[Data to process]
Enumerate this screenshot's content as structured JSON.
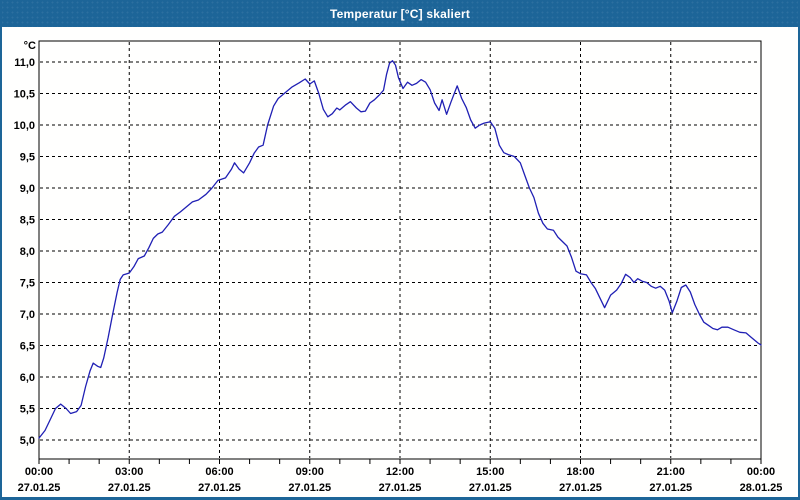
{
  "window": {
    "title": "Temperatur [°C] skaliert"
  },
  "colors": {
    "titlebar": "#1d6598",
    "window_border": "#1d6598",
    "plot_border": "#000000",
    "grid": "#000000",
    "line": "#2020b4",
    "background": "#fffffe",
    "text": "#000000"
  },
  "chart_data": {
    "type": "line",
    "title": "Temperatur [°C] skaliert",
    "ylabel": "°C",
    "unit_label": "°C",
    "ylim": [
      5.0,
      11.0
    ],
    "ytick_step": 0.5,
    "ytick_labels": [
      "11,0",
      "10,5",
      "10,0",
      "9,5",
      "9,0",
      "8,5",
      "8,0",
      "7,5",
      "7,0",
      "6,5",
      "6,0",
      "5,5",
      "5,0"
    ],
    "ytick_values": [
      11.0,
      10.5,
      10.0,
      9.5,
      9.0,
      8.5,
      8.0,
      7.5,
      7.0,
      6.5,
      6.0,
      5.5,
      5.0
    ],
    "xlim_hours": [
      0,
      24
    ],
    "x_major_step_hours": 3,
    "x_minor_tick_step_hours": 1,
    "xtick_times": [
      "00:00",
      "03:00",
      "06:00",
      "09:00",
      "12:00",
      "15:00",
      "18:00",
      "21:00",
      "00:00"
    ],
    "xtick_dates": [
      "27.01.25",
      "27.01.25",
      "27.01.25",
      "27.01.25",
      "27.01.25",
      "27.01.25",
      "27.01.25",
      "27.01.25",
      "28.01.25"
    ],
    "grid": "dashed",
    "legend": "none",
    "series": [
      {
        "name": "Temperatur",
        "color": "#2020b4",
        "points": [
          [
            0,
            5.03
          ],
          [
            0.2,
            5.15
          ],
          [
            0.35,
            5.3
          ],
          [
            0.55,
            5.5
          ],
          [
            0.72,
            5.57
          ],
          [
            0.9,
            5.5
          ],
          [
            1.05,
            5.42
          ],
          [
            1.25,
            5.45
          ],
          [
            1.4,
            5.55
          ],
          [
            1.55,
            5.85
          ],
          [
            1.7,
            6.1
          ],
          [
            1.8,
            6.22
          ],
          [
            1.95,
            6.17
          ],
          [
            2.05,
            6.15
          ],
          [
            2.15,
            6.3
          ],
          [
            2.3,
            6.63
          ],
          [
            2.45,
            7.0
          ],
          [
            2.6,
            7.35
          ],
          [
            2.7,
            7.55
          ],
          [
            2.8,
            7.62
          ],
          [
            3.0,
            7.65
          ],
          [
            3.15,
            7.75
          ],
          [
            3.3,
            7.88
          ],
          [
            3.5,
            7.92
          ],
          [
            3.65,
            8.05
          ],
          [
            3.8,
            8.2
          ],
          [
            3.95,
            8.27
          ],
          [
            4.1,
            8.3
          ],
          [
            4.3,
            8.42
          ],
          [
            4.5,
            8.55
          ],
          [
            4.7,
            8.62
          ],
          [
            4.9,
            8.7
          ],
          [
            5.1,
            8.78
          ],
          [
            5.3,
            8.81
          ],
          [
            5.55,
            8.9
          ],
          [
            5.75,
            9.0
          ],
          [
            5.95,
            9.12
          ],
          [
            6.2,
            9.16
          ],
          [
            6.4,
            9.3
          ],
          [
            6.5,
            9.4
          ],
          [
            6.65,
            9.3
          ],
          [
            6.8,
            9.24
          ],
          [
            7.0,
            9.4
          ],
          [
            7.15,
            9.55
          ],
          [
            7.3,
            9.65
          ],
          [
            7.45,
            9.68
          ],
          [
            7.6,
            10.0
          ],
          [
            7.8,
            10.3
          ],
          [
            7.95,
            10.42
          ],
          [
            8.15,
            10.5
          ],
          [
            8.4,
            10.6
          ],
          [
            8.65,
            10.67
          ],
          [
            8.85,
            10.73
          ],
          [
            9.0,
            10.65
          ],
          [
            9.15,
            10.7
          ],
          [
            9.3,
            10.5
          ],
          [
            9.45,
            10.25
          ],
          [
            9.6,
            10.13
          ],
          [
            9.75,
            10.18
          ],
          [
            9.9,
            10.27
          ],
          [
            10.0,
            10.24
          ],
          [
            10.2,
            10.32
          ],
          [
            10.35,
            10.37
          ],
          [
            10.55,
            10.27
          ],
          [
            10.7,
            10.21
          ],
          [
            10.85,
            10.22
          ],
          [
            11.0,
            10.35
          ],
          [
            11.15,
            10.4
          ],
          [
            11.3,
            10.47
          ],
          [
            11.45,
            10.55
          ],
          [
            11.55,
            10.8
          ],
          [
            11.65,
            10.98
          ],
          [
            11.75,
            11.02
          ],
          [
            11.85,
            10.95
          ],
          [
            11.95,
            10.75
          ],
          [
            12.1,
            10.58
          ],
          [
            12.25,
            10.68
          ],
          [
            12.4,
            10.63
          ],
          [
            12.55,
            10.66
          ],
          [
            12.7,
            10.72
          ],
          [
            12.85,
            10.68
          ],
          [
            13.0,
            10.56
          ],
          [
            13.15,
            10.35
          ],
          [
            13.3,
            10.23
          ],
          [
            13.4,
            10.4
          ],
          [
            13.55,
            10.17
          ],
          [
            13.7,
            10.37
          ],
          [
            13.9,
            10.62
          ],
          [
            14.05,
            10.42
          ],
          [
            14.2,
            10.28
          ],
          [
            14.35,
            10.08
          ],
          [
            14.5,
            9.95
          ],
          [
            14.65,
            10.0
          ],
          [
            14.8,
            10.03
          ],
          [
            15.0,
            10.05
          ],
          [
            15.15,
            9.95
          ],
          [
            15.3,
            9.68
          ],
          [
            15.45,
            9.56
          ],
          [
            15.6,
            9.53
          ],
          [
            15.8,
            9.5
          ],
          [
            16.0,
            9.4
          ],
          [
            16.15,
            9.2
          ],
          [
            16.3,
            9.0
          ],
          [
            16.45,
            8.85
          ],
          [
            16.6,
            8.6
          ],
          [
            16.75,
            8.44
          ],
          [
            16.9,
            8.35
          ],
          [
            17.1,
            8.33
          ],
          [
            17.25,
            8.22
          ],
          [
            17.4,
            8.15
          ],
          [
            17.55,
            8.08
          ],
          [
            17.7,
            7.9
          ],
          [
            17.85,
            7.68
          ],
          [
            18.0,
            7.64
          ],
          [
            18.2,
            7.62
          ],
          [
            18.35,
            7.5
          ],
          [
            18.5,
            7.4
          ],
          [
            18.65,
            7.25
          ],
          [
            18.8,
            7.1
          ],
          [
            19.0,
            7.3
          ],
          [
            19.2,
            7.38
          ],
          [
            19.35,
            7.48
          ],
          [
            19.5,
            7.63
          ],
          [
            19.65,
            7.58
          ],
          [
            19.78,
            7.5
          ],
          [
            19.9,
            7.56
          ],
          [
            20.05,
            7.52
          ],
          [
            20.2,
            7.5
          ],
          [
            20.35,
            7.44
          ],
          [
            20.5,
            7.41
          ],
          [
            20.65,
            7.44
          ],
          [
            20.8,
            7.38
          ],
          [
            20.95,
            7.2
          ],
          [
            21.05,
            7.02
          ],
          [
            21.2,
            7.2
          ],
          [
            21.35,
            7.42
          ],
          [
            21.5,
            7.46
          ],
          [
            21.65,
            7.35
          ],
          [
            21.8,
            7.15
          ],
          [
            21.95,
            7.0
          ],
          [
            22.1,
            6.87
          ],
          [
            22.25,
            6.82
          ],
          [
            22.4,
            6.77
          ],
          [
            22.55,
            6.75
          ],
          [
            22.7,
            6.79
          ],
          [
            22.9,
            6.79
          ],
          [
            23.1,
            6.75
          ],
          [
            23.3,
            6.71
          ],
          [
            23.5,
            6.7
          ],
          [
            23.65,
            6.64
          ],
          [
            23.8,
            6.58
          ],
          [
            23.9,
            6.54
          ],
          [
            24,
            6.51
          ]
        ]
      }
    ]
  }
}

[Directions for this task] All of the records above must be copied exactly, except for the pictures.

[Finished answer]
Enumerate this screenshot's content as structured JSON.
{
  "window": {
    "title": "Temperatur [°C] skaliert"
  },
  "colors": {
    "titlebar": "#1d6598",
    "window_border": "#1d6598",
    "plot_border": "#000000",
    "grid": "#000000",
    "line": "#2020b4",
    "background": "#fffffe",
    "text": "#000000"
  },
  "chart_data": {
    "type": "line",
    "title": "Temperatur [°C] skaliert",
    "ylabel": "°C",
    "unit_label": "°C",
    "ylim": [
      5.0,
      11.0
    ],
    "ytick_step": 0.5,
    "ytick_labels": [
      "11,0",
      "10,5",
      "10,0",
      "9,5",
      "9,0",
      "8,5",
      "8,0",
      "7,5",
      "7,0",
      "6,5",
      "6,0",
      "5,5",
      "5,0"
    ],
    "ytick_values": [
      11.0,
      10.5,
      10.0,
      9.5,
      9.0,
      8.5,
      8.0,
      7.5,
      7.0,
      6.5,
      6.0,
      5.5,
      5.0
    ],
    "xlim_hours": [
      0,
      24
    ],
    "x_major_step_hours": 3,
    "x_minor_tick_step_hours": 1,
    "xtick_times": [
      "00:00",
      "03:00",
      "06:00",
      "09:00",
      "12:00",
      "15:00",
      "18:00",
      "21:00",
      "00:00"
    ],
    "xtick_dates": [
      "27.01.25",
      "27.01.25",
      "27.01.25",
      "27.01.25",
      "27.01.25",
      "27.01.25",
      "27.01.25",
      "27.01.25",
      "28.01.25"
    ],
    "grid": "dashed",
    "legend": "none",
    "series": [
      {
        "name": "Temperatur",
        "color": "#2020b4",
        "points": [
          [
            0,
            5.03
          ],
          [
            0.2,
            5.15
          ],
          [
            0.35,
            5.3
          ],
          [
            0.55,
            5.5
          ],
          [
            0.72,
            5.57
          ],
          [
            0.9,
            5.5
          ],
          [
            1.05,
            5.42
          ],
          [
            1.25,
            5.45
          ],
          [
            1.4,
            5.55
          ],
          [
            1.55,
            5.85
          ],
          [
            1.7,
            6.1
          ],
          [
            1.8,
            6.22
          ],
          [
            1.95,
            6.17
          ],
          [
            2.05,
            6.15
          ],
          [
            2.15,
            6.3
          ],
          [
            2.3,
            6.63
          ],
          [
            2.45,
            7.0
          ],
          [
            2.6,
            7.35
          ],
          [
            2.7,
            7.55
          ],
          [
            2.8,
            7.62
          ],
          [
            3.0,
            7.65
          ],
          [
            3.15,
            7.75
          ],
          [
            3.3,
            7.88
          ],
          [
            3.5,
            7.92
          ],
          [
            3.65,
            8.05
          ],
          [
            3.8,
            8.2
          ],
          [
            3.95,
            8.27
          ],
          [
            4.1,
            8.3
          ],
          [
            4.3,
            8.42
          ],
          [
            4.5,
            8.55
          ],
          [
            4.7,
            8.62
          ],
          [
            4.9,
            8.7
          ],
          [
            5.1,
            8.78
          ],
          [
            5.3,
            8.81
          ],
          [
            5.55,
            8.9
          ],
          [
            5.75,
            9.0
          ],
          [
            5.95,
            9.12
          ],
          [
            6.2,
            9.16
          ],
          [
            6.4,
            9.3
          ],
          [
            6.5,
            9.4
          ],
          [
            6.65,
            9.3
          ],
          [
            6.8,
            9.24
          ],
          [
            7.0,
            9.4
          ],
          [
            7.15,
            9.55
          ],
          [
            7.3,
            9.65
          ],
          [
            7.45,
            9.68
          ],
          [
            7.6,
            10.0
          ],
          [
            7.8,
            10.3
          ],
          [
            7.95,
            10.42
          ],
          [
            8.15,
            10.5
          ],
          [
            8.4,
            10.6
          ],
          [
            8.65,
            10.67
          ],
          [
            8.85,
            10.73
          ],
          [
            9.0,
            10.65
          ],
          [
            9.15,
            10.7
          ],
          [
            9.3,
            10.5
          ],
          [
            9.45,
            10.25
          ],
          [
            9.6,
            10.13
          ],
          [
            9.75,
            10.18
          ],
          [
            9.9,
            10.27
          ],
          [
            10.0,
            10.24
          ],
          [
            10.2,
            10.32
          ],
          [
            10.35,
            10.37
          ],
          [
            10.55,
            10.27
          ],
          [
            10.7,
            10.21
          ],
          [
            10.85,
            10.22
          ],
          [
            11.0,
            10.35
          ],
          [
            11.15,
            10.4
          ],
          [
            11.3,
            10.47
          ],
          [
            11.45,
            10.55
          ],
          [
            11.55,
            10.8
          ],
          [
            11.65,
            10.98
          ],
          [
            11.75,
            11.02
          ],
          [
            11.85,
            10.95
          ],
          [
            11.95,
            10.75
          ],
          [
            12.1,
            10.58
          ],
          [
            12.25,
            10.68
          ],
          [
            12.4,
            10.63
          ],
          [
            12.55,
            10.66
          ],
          [
            12.7,
            10.72
          ],
          [
            12.85,
            10.68
          ],
          [
            13.0,
            10.56
          ],
          [
            13.15,
            10.35
          ],
          [
            13.3,
            10.23
          ],
          [
            13.4,
            10.4
          ],
          [
            13.55,
            10.17
          ],
          [
            13.7,
            10.37
          ],
          [
            13.9,
            10.62
          ],
          [
            14.05,
            10.42
          ],
          [
            14.2,
            10.28
          ],
          [
            14.35,
            10.08
          ],
          [
            14.5,
            9.95
          ],
          [
            14.65,
            10.0
          ],
          [
            14.8,
            10.03
          ],
          [
            15.0,
            10.05
          ],
          [
            15.15,
            9.95
          ],
          [
            15.3,
            9.68
          ],
          [
            15.45,
            9.56
          ],
          [
            15.6,
            9.53
          ],
          [
            15.8,
            9.5
          ],
          [
            16.0,
            9.4
          ],
          [
            16.15,
            9.2
          ],
          [
            16.3,
            9.0
          ],
          [
            16.45,
            8.85
          ],
          [
            16.6,
            8.6
          ],
          [
            16.75,
            8.44
          ],
          [
            16.9,
            8.35
          ],
          [
            17.1,
            8.33
          ],
          [
            17.25,
            8.22
          ],
          [
            17.4,
            8.15
          ],
          [
            17.55,
            8.08
          ],
          [
            17.7,
            7.9
          ],
          [
            17.85,
            7.68
          ],
          [
            18.0,
            7.64
          ],
          [
            18.2,
            7.62
          ],
          [
            18.35,
            7.5
          ],
          [
            18.5,
            7.4
          ],
          [
            18.65,
            7.25
          ],
          [
            18.8,
            7.1
          ],
          [
            19.0,
            7.3
          ],
          [
            19.2,
            7.38
          ],
          [
            19.35,
            7.48
          ],
          [
            19.5,
            7.63
          ],
          [
            19.65,
            7.58
          ],
          [
            19.78,
            7.5
          ],
          [
            19.9,
            7.56
          ],
          [
            20.05,
            7.52
          ],
          [
            20.2,
            7.5
          ],
          [
            20.35,
            7.44
          ],
          [
            20.5,
            7.41
          ],
          [
            20.65,
            7.44
          ],
          [
            20.8,
            7.38
          ],
          [
            20.95,
            7.2
          ],
          [
            21.05,
            7.02
          ],
          [
            21.2,
            7.2
          ],
          [
            21.35,
            7.42
          ],
          [
            21.5,
            7.46
          ],
          [
            21.65,
            7.35
          ],
          [
            21.8,
            7.15
          ],
          [
            21.95,
            7.0
          ],
          [
            22.1,
            6.87
          ],
          [
            22.25,
            6.82
          ],
          [
            22.4,
            6.77
          ],
          [
            22.55,
            6.75
          ],
          [
            22.7,
            6.79
          ],
          [
            22.9,
            6.79
          ],
          [
            23.1,
            6.75
          ],
          [
            23.3,
            6.71
          ],
          [
            23.5,
            6.7
          ],
          [
            23.65,
            6.64
          ],
          [
            23.8,
            6.58
          ],
          [
            23.9,
            6.54
          ],
          [
            24,
            6.51
          ]
        ]
      }
    ]
  }
}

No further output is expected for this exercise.